_TAREFAS A REALIZAR:_
- A) Reescreva em forma de lista o parágrafo da entrevista que começa por "Não, a vida de Alekhine é muito mais extraordinária", mantendo os factos principais.
- B) Na entrevista, indique todos os jogadores de xadrez nomeados na resposta que começa por "Acho que não."
- C) Prossiga a entrevista sobre o romance "A Diagonal Alekhine" a partir do ponto em que ela termina.

_TEXTO DA PÁGINA:_
───
A viver atualmente em Portugal, Larrue explica o fascínio pela cultura russa, muito presente nos seus livros, e recorda os anos em que viveu em São Petersburgo.
Por que defende que "um romance é como um partida de xadrez"?
O xadrez é uma arte. Com figuras inventadas, com movimentos e probabilidades, nós (o escritor ou o leitor ou o jogador de xadrez) criamos um mundo alternativo e estranho, absolutamente artificial, mas onde a vida ressoa e se reflete, onde a vida se expressa e cresce. Sinto-me mais vivo a ler ou a jogar xadrez, mesmo estando perto da vida, durante algum tipo de pausa ou algo parecido.
"A Diagonal Alekhine" só poderia ter sido escrito por um jogador de xadrez?
Acho que não. O meu romance não é um livro de xadrez. Talvez nem seja um livro sobre xadrez, mas sobre uma geração excecional de jogadores de xadrez, ou seja, sobre os homens notáveis que eles foram e como as suas vidas se desenrolaram no tabuleiro de xadrez: Rubinstein, Spielmann, Tartakover, etc. Mas acho mesmo assim que devo ter experimentado a vertigem do jogo de xadrez. Para fazer isso, não é preciso conhecer as regras ou mesmo ser um jogador experiente. O jogo - o seu potencial, a sua beleza intelectual e plástica, a sua história milenar - é, na sua essência, vertigem. Esta vertigem está ao alcance de todos.
Este é um romance com traços históricos que podemos ler como um autêntico 'thriller'?
Claro! Este é um homem que enfrenta a morte. Trata-se de um homem que se tornou um mestre na arte de matar que se vê confrontado com a iminência da sua própria morte. É sobre um homem sozinho e atirado para uma maquinação terrível.
A morte de Alekhine sempre foi vista como um mistério. Com o seu livro, crê que esse enigma ficou um pouco mais diluído?
É um facto que o meu romance acaba por inclinar-se para uma explicação.
Apesar de já não se encontrar na sua fase áurea na altura, Alekhine ainda era o campeão do mundo em título quando foi encontrado morto. A mitologia em redor do seu nome deve-se fundamentalmente a isto, em seu entender?
Não, a vida de Alekhine é muito mais extraordinária do que sua morte. Estamos a falar de um campeão mundial de xadrez que viveu duas guerras mundiais, uma revolução, uma guerra civil e que viajou duas vezes à volta do mundo, numa época em que a aviação civil ainda era muito rara. Estamos a falar de um jogador que deu o seu nome a uma defesa estranha, quase antinatural. Não acredito na morte de Alekhine. Graças à intensidade de sua vida, Alekhine tornou a sua morte implausível.
Na reta final da vida, Alekhine era um homem acossado por todo o lado. A sua morte era inevitável?
───
_LINHAS FORNECIDAS:_
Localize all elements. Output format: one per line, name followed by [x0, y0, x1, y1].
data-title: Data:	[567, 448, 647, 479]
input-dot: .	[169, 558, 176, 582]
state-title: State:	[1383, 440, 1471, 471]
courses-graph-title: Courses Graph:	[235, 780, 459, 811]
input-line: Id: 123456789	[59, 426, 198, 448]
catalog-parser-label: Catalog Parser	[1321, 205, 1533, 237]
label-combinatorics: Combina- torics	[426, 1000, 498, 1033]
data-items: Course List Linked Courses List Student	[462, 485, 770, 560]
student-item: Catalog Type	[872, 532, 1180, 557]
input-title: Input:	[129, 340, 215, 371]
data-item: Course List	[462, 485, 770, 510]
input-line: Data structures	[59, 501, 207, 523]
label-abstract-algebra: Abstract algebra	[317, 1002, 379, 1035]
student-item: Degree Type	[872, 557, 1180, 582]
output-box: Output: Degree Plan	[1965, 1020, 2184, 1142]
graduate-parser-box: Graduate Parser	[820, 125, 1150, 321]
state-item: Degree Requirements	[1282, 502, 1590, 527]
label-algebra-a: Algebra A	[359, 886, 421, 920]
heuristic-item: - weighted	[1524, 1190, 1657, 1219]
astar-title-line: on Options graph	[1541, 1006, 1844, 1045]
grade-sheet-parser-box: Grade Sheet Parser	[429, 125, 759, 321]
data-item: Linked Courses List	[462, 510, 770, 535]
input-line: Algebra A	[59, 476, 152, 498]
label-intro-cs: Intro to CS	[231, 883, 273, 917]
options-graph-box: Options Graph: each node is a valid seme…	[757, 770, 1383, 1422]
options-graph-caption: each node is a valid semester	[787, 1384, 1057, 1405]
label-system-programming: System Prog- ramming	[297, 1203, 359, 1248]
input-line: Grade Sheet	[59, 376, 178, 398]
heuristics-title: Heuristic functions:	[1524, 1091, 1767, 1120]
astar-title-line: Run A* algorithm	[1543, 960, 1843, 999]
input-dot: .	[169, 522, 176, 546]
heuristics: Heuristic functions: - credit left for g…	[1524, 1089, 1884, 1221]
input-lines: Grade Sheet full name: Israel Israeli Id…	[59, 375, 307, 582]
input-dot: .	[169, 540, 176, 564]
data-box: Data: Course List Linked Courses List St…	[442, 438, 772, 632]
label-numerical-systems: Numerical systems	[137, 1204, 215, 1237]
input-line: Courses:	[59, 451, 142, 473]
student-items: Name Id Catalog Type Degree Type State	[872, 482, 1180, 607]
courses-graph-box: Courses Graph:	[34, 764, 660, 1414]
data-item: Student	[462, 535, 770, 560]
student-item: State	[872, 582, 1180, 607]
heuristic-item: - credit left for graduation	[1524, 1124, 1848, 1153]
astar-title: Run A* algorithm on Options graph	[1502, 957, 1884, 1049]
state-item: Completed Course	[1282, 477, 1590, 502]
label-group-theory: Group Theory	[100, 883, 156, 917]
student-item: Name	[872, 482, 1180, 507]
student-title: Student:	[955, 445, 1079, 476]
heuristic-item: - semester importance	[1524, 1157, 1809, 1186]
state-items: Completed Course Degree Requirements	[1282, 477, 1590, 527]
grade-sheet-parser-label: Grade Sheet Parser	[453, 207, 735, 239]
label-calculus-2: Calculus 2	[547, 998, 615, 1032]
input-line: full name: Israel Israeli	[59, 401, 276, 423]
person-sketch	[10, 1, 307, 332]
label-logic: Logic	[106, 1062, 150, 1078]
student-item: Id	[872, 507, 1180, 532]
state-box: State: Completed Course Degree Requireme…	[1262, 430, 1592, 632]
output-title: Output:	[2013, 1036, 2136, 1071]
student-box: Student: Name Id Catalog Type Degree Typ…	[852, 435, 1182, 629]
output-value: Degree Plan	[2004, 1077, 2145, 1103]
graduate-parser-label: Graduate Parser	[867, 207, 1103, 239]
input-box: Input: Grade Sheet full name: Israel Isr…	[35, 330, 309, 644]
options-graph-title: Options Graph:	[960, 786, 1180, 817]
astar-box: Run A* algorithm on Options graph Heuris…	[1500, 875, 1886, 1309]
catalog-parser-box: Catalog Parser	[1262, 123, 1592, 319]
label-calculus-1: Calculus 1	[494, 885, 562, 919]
───
_RESULTADOS DO EXERCÍCIO:_
- A)
- A vida de Alekhine é muito mais extraordinária do que a sua morte.
- Foi campeão mundial de xadrez e viveu duas guerras mundiais, uma revolução e uma guerra civil.
- Deu duas vezes a volta ao mundo, numa época em que a aviação civil ainda era muito rara.
- Deu o seu nome a uma defesa estranha, quase antinatural.
- O entrevistado não acredita na morte de Alekhine: a intensidade da sua vida tornou-a implausível.

- B) Rubinstein, Spielmann, Tartakover

- C)
Acredito que Alekhine sabia que era imortal. Acho que, até ao fim, ele achava que a morte não tinha hipótese contra ele. Acrescento que não é absolutamente certo que a morte ganhou o jogo. Alekhine está morto? Dediquei um romance e seis anos da minha vida a ele. Você mesmo irá, durante o seu artigo, várias vezes invocar o nome dele. Um meteorito chamado Alekhine ainda está a gravitar, neste preciso momento, em algum lugar na vastidão do universo. Acrescente a isso todas as defesas Alekhine que ainda estão a ser jogadas, enquanto falamos, em tabuleiros de xadrez por todo o mundo. Conheci muitos mestres que juram por essa defesa, ou seja, que jogam novamente como Alekhine jogou.
Ficou com uma imagem substancialmente diferente de Alekhine depois de terminar o livro?
Não, antes de escrever a primeira palavra de "A diagonal Alekhine" eu morava com Alekhine há vários anos. Frequentávamos um ao outro regularmente e conhecíamo-nos bem. Considero a minha profissão de escritor uma espécie de espiritismo. Palavras são coisas e nomes são seres. A literatura é uma mística.
Como foi a pesquisa para o livro?
Leio muito. Sonhei com fontes, ou seja, quanto mais científico e sério o trabalho, mais a minha imaginação ganhava vida. Descobri um mundo - o do xadrez - imenso, talvez tão imenso quanto a literatura. Este mundo teve os seus poetas, os seus movimentos, as suas revoluções, etc. A história do xadrez acompanha as grandes revoluções da mente. Cada época tem sua própria maneira de jogar.
Todos os seus três romances estão de um ou outro modo relacionados com a Rússia ou Ucrânia. O que o atrai em particular nos povos e na cultura eslava?
O seu excesso e a sua irracionalidade.
O Mundo continua sem entender a Rússia?
Pelo contrário, acredito que o mundo está finalmente a entendê-la...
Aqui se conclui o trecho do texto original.